======== TEXTE SOURCE

La Cour suprême des Etats-Unis a refusé de se saisir du recours intenté par l’unique avortoir du Kentucky contre une loi de cet Etat obligeant l’avorteur à pratiquer une échographie avant le meurtre, à décrire le fœtus à la mère et à lui faire entendre le battement du cœur.
Conformément à l’usage, la Cour suprême n’a pas donné ses motivations.
Mais elle confirme donc l’arrêt de la cour d’appel, qui avait répondu à l’argument de la violation du premier amendement :
En ce qui concerne le premier amendement, il n’y a rien de répréhensible à ce qu’un État exige d’un médecin, avant de pratiquer un avortement, qu’il fasse état d’éléments factuels véridiques et n’induisant pas en erreur, pertinents pour un consentement éclairé, même si ces éléments concernent une vie à naître ont pour effet de persuader la patiente de ne pas avorter.
On voit là clairement l’effet des centaines de nominations de magistrats des « circuits d’appel » par Donald Trump. Et le début des effets de ses nominations à la Cour suprême. Pourvu qu’il puisse encore nommer au moins un juge…
L’avocate de l’ACLU (Union américaine pour les libertés civiles), qui est le premier lobby de la culture de mort, continue d’affirmer que la loi du Kentucky est « non seulement anticonstitutionnelle, mais, comme l’ont expliqué les meilleurs experts médicaux et éthiciens (sic), profondément contraire à l’éthique ». Sic.

================
======== DONNÉES ENREGISTRÉES

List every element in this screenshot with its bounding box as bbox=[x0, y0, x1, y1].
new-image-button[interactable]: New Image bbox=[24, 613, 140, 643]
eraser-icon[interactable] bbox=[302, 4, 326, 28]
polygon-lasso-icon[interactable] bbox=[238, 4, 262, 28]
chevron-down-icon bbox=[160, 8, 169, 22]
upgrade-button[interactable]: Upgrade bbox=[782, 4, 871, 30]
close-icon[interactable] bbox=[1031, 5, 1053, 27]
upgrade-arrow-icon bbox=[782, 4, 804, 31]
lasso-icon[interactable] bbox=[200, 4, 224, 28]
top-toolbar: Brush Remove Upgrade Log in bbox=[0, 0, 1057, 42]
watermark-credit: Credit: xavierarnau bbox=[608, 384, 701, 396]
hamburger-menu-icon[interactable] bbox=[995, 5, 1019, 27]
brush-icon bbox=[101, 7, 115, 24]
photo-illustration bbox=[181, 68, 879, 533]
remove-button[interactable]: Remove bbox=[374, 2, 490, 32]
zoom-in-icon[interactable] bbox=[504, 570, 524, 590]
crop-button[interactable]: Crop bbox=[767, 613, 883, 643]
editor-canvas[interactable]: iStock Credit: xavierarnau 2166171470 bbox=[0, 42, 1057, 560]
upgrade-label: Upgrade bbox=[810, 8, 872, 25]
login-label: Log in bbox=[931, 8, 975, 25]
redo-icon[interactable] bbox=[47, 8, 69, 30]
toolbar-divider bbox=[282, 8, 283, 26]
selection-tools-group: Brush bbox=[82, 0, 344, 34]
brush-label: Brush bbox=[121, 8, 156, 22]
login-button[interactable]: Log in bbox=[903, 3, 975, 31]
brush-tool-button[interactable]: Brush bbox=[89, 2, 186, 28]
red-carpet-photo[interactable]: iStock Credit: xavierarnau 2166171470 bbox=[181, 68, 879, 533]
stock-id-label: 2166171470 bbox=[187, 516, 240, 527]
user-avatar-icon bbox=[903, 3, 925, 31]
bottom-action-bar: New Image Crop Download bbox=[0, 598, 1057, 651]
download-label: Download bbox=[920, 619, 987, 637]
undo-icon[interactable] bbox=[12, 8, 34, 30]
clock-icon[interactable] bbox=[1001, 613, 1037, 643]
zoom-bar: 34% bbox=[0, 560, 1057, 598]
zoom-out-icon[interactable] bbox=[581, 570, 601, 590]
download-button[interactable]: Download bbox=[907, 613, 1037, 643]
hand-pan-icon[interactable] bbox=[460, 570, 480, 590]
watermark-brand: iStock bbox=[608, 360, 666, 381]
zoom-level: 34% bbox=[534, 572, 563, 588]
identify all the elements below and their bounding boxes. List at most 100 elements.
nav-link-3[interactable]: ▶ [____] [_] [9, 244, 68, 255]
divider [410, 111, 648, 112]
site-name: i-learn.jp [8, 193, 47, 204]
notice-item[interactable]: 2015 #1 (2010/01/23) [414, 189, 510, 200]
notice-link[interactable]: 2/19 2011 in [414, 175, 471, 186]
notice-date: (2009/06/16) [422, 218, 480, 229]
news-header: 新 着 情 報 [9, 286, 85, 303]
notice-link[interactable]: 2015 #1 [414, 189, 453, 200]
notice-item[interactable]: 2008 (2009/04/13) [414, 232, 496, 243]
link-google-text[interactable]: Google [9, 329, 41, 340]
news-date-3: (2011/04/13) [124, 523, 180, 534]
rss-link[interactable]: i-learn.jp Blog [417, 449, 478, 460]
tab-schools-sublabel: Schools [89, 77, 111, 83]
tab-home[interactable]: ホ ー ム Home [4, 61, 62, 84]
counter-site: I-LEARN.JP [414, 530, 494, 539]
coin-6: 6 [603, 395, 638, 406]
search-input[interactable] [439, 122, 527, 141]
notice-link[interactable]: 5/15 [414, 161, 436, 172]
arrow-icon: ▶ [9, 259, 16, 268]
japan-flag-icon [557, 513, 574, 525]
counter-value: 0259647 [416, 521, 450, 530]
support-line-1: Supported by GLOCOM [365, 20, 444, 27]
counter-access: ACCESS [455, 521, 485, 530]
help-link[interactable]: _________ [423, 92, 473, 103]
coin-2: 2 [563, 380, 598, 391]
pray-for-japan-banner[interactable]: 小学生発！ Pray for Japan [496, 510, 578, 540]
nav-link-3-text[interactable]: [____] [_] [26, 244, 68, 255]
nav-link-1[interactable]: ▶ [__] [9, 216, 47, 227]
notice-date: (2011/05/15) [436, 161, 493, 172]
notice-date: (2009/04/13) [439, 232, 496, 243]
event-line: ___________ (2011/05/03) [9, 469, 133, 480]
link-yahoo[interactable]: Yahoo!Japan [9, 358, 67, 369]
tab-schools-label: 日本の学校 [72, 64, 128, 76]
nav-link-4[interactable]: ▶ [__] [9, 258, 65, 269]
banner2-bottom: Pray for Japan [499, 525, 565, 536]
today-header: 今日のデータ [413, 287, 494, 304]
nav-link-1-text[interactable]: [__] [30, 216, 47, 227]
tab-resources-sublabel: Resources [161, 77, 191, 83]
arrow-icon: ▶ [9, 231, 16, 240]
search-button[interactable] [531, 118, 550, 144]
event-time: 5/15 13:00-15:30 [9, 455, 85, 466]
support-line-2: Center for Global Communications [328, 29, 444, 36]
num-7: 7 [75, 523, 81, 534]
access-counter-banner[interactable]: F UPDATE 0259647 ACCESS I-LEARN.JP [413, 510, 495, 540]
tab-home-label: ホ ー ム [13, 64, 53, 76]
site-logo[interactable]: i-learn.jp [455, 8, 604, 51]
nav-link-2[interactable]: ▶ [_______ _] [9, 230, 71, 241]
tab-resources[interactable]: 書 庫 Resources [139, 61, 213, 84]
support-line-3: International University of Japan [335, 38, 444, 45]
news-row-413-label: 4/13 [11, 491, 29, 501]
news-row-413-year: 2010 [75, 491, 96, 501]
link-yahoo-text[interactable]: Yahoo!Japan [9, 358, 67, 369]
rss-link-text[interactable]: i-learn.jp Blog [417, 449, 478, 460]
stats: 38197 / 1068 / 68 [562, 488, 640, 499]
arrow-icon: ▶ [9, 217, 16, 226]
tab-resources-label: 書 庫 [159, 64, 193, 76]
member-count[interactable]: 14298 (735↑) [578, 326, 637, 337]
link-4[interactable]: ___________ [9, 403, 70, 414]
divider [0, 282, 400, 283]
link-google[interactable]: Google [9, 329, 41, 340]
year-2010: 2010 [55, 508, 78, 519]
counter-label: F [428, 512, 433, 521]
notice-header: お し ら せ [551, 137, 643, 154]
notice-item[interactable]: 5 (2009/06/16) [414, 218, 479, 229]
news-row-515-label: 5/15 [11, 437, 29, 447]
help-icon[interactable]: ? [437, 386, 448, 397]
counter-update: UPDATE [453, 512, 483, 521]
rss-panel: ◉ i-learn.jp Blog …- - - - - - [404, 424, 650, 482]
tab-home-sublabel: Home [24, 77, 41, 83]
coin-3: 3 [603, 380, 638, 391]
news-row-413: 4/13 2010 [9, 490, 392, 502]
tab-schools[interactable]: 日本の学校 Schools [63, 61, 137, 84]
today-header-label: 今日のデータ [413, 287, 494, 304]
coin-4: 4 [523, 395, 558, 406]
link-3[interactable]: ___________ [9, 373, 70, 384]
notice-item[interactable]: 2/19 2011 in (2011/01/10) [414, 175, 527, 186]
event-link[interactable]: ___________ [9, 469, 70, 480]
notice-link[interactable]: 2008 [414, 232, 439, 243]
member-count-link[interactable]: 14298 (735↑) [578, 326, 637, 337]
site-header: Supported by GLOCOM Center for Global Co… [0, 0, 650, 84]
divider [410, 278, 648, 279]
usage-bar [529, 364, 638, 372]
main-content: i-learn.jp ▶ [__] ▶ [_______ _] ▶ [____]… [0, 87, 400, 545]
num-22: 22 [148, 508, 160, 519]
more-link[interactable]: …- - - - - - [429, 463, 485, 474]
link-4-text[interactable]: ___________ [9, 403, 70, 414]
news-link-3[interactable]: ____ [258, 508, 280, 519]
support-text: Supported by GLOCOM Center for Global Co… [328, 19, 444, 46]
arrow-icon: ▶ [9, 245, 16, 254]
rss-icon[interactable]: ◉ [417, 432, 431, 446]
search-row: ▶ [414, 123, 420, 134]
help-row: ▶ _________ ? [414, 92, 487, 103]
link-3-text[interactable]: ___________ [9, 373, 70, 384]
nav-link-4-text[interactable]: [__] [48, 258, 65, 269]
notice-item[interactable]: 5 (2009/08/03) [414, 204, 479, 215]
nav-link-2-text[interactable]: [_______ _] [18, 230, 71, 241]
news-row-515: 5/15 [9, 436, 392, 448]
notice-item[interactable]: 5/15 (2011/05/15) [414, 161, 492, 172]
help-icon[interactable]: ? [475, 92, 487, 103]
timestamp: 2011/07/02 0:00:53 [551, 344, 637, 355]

================

* **TÂCHE À RÉALISER**:
Répondez aux questions suivantes à partir du texte sur la loi du Kentucky.
(a) Quelles trois obligations cette loi impose-t-elle avant un avortement ?
(b) Qu'est-ce que la Cour suprême n'a pas donné, conformément à l'usage ?
(c) À quel argument la cour d'appel avait-elle répondu ?

* **RÉSULTAT**:
(a) Pratiquer une échographie, décrire le fœtus à la mère et lui faire entendre le battement du cœur.
(b) Ses motivations.
(c) À l'argument de la violation du premier amendement.